*Listed entries:*
..........
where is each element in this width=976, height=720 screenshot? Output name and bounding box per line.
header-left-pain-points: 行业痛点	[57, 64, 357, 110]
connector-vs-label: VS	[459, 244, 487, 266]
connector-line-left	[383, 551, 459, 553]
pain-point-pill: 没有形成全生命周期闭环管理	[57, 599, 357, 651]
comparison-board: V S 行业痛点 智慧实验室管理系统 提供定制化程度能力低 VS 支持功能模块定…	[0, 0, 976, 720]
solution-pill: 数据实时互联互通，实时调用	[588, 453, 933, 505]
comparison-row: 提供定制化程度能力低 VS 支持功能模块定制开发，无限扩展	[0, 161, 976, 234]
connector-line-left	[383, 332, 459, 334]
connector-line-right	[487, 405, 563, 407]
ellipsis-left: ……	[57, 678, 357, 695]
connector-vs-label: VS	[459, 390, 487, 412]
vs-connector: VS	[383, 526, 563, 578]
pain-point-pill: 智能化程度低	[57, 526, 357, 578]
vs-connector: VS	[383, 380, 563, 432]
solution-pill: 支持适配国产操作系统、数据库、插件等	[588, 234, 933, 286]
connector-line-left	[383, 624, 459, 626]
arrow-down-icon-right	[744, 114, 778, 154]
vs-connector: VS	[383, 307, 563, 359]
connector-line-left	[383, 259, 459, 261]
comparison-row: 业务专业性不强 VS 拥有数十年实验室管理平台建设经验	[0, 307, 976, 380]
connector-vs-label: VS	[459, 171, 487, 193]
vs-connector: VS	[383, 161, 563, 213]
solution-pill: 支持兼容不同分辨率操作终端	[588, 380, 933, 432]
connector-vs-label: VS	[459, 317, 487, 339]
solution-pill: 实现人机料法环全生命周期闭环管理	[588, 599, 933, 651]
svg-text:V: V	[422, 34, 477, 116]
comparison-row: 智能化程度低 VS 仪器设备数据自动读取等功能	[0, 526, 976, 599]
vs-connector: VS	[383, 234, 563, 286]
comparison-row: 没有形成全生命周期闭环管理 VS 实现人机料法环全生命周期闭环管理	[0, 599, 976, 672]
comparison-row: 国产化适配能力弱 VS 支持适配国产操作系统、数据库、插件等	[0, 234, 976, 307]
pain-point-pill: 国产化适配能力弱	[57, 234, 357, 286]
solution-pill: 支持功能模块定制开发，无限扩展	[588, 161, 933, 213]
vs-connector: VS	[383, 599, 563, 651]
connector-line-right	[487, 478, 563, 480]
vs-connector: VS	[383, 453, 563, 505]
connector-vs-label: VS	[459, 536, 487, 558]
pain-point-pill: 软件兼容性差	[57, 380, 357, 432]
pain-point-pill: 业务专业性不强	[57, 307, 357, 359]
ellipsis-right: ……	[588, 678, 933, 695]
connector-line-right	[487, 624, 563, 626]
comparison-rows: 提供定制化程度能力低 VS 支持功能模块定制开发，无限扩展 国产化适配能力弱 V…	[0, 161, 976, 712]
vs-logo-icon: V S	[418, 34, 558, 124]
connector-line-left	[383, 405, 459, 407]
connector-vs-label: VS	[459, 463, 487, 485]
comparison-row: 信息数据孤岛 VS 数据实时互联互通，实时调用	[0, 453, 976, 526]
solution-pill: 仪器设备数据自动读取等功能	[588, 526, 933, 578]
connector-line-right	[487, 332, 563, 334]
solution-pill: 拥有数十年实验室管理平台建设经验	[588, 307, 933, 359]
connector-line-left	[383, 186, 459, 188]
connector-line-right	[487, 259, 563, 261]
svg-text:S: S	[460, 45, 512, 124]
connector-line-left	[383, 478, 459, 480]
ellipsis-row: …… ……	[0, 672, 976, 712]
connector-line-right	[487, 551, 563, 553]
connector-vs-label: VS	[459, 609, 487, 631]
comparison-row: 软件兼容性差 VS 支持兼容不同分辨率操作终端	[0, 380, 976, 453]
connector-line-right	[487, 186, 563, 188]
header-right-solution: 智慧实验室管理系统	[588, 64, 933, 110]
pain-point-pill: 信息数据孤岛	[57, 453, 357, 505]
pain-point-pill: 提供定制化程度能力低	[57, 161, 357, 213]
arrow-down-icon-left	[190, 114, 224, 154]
..........
*Instructions for the task:* Put these lines into a JSON list of strings with one string per line and no blank lines, covering every item.

*Answer to this exercise:*
[
  "where is each element in this width=976, height=720 screenshot? Output name and bounding box per line.",
  "header-left-pain-points: 行业痛点\t[57, 64, 357, 110]",
  "connector-vs-label: VS\t[459, 244, 487, 266]",
  "connector-line-left\t[383, 551, 459, 553]",
  "pain-point-pill: 没有形成全生命周期闭环管理\t[57, 599, 357, 651]",
  "comparison-board: V S 行业痛点 智慧实验室管理系统 提供定制化程度能力低 VS 支持功能模块定…\t[0, 0, 976, 720]",
  "solution-pill: 数据实时互联互通，实时调用\t[588, 453, 933, 505]",
  "comparison-row: 提供定制化程度能力低 VS 支持功能模块定制开发，无限扩展\t[0, 161, 976, 234]",
  "connector-line-left\t[383, 332, 459, 334]",
  "connector-line-right\t[487, 405, 563, 407]",
  "ellipsis-left: ……\t[57, 678, 357, 695]",
  "connector-vs-label: VS\t[459, 390, 487, 412]",
  "vs-connector: VS\t[383, 526, 563, 578]",
  "pain-point-pill: 智能化程度低\t[57, 526, 357, 578]",
  "vs-connector: VS\t[383, 380, 563, 432]",
  "solution-pill: 支持适配国产操作系统、数据库、插件等\t[588, 234, 933, 286]",
  "connector-line-left\t[383, 624, 459, 626]",
  "arrow-down-icon-right\t[744, 114, 778, 154]",
  "vs-connector: VS\t[383, 307, 563, 359]",
  "connector-line-left\t[383, 259, 459, 261]",
  "comparison-row: 业务专业性不强 VS 拥有数十年实验室管理平台建设经验\t[0, 307, 976, 380]",
  "connector-vs-label: VS\t[459, 171, 487, 193]",
  "vs-connector: VS\t[383, 161, 563, 213]",
  "solution-pill: 支持兼容不同分辨率操作终端\t[588, 380, 933, 432]",
  "connector-vs-label: VS\t[459, 317, 487, 339]",
  "solution-pill: 实现人机料法环全生命周期闭环管理\t[588, 599, 933, 651]",
  "svg-text:V: V\t[422, 34, 477, 116]",
  "comparison-row: 智能化程度低 VS 仪器设备数据自动读取等功能\t[0, 526, 976, 599]",
  "vs-connector: VS\t[383, 234, 563, 286]",
  "comparison-row: 没有形成全生命周期闭环管理 VS 实现人机料法环全生命周期闭环管理\t[0, 599, 976, 672]",
  "comparison-row: 国产化适配能力弱 VS 支持适配国产操作系统、数据库、插件等\t[0, 234, 976, 307]",
  "pain-point-pill: 国产化适配能力弱\t[57, 234, 357, 286]",
  "solution-pill: 支持功能模块定制开发，无限扩展\t[588, 161, 933, 213]",
  "vs-connector: VS\t[383, 599, 563, 651]",
  "connector-line-right\t[487, 478, 563, 480]",
  "vs-connector: VS\t[383, 453, 563, 505]",
  "connector-vs-label: VS\t[459, 536, 487, 558]",
  "pain-point-pill: 软件兼容性差\t[57, 380, 357, 432]",
  "pain-point-pill: 业务专业性不强\t[57, 307, 357, 359]",
  "ellipsis-right: ……\t[588, 678, 933, 695]",
  "connector-line-right\t[487, 624, 563, 626]",
  "comparison-rows: 提供定制化程度能力低 VS 支持功能模块定制开发，无限扩展 国产化适配能力弱 V…\t[0, 161, 976, 712]",
  "vs-logo-icon: V S\t[418, 34, 558, 124]",
  "connector-line-left\t[383, 405, 459, 407]",
  "connector-vs-label: VS\t[459, 463, 487, 485]",
  "comparison-row: 信息数据孤岛 VS 数据实时互联互通，实时调用\t[0, 453, 976, 526]",
  "solution-pill: 仪器设备数据自动读取等功能\t[588, 526, 933, 578]",
  "connector-line-right\t[487, 332, 563, 334]",
  "solution-pill: 拥有数十年实验室管理平台建设经验\t[588, 307, 933, 359]",
  "connector-line-left\t[383, 186, 459, 188]",
  "connector-line-right\t[487, 259, 563, 261]",
  "svg-text:S: S\t[460, 45, 512, 124]",
  "connector-line-left\t[383, 478, 459, 480]",
  "ellipsis-row: …… ……\t[0, 672, 976, 712]",
  "connector-line-right\t[487, 551, 563, 553]",
  "connector-vs-label: VS\t[459, 609, 487, 631]",
  "comparison-row: 软件兼容性差 VS 支持兼容不同分辨率操作终端\t[0, 380, 976, 453]",
  "connector-line-right\t[487, 186, 563, 188]",
  "header-right-solution: 智慧实验室管理系统\t[588, 64, 933, 110]",
  "pain-point-pill: 信息数据孤岛\t[57, 453, 357, 505]",
  "pain-point-pill: 提供定制化程度能力低\t[57, 161, 357, 213]",
  "arrow-down-icon-left\t[190, 114, 224, 154]"
]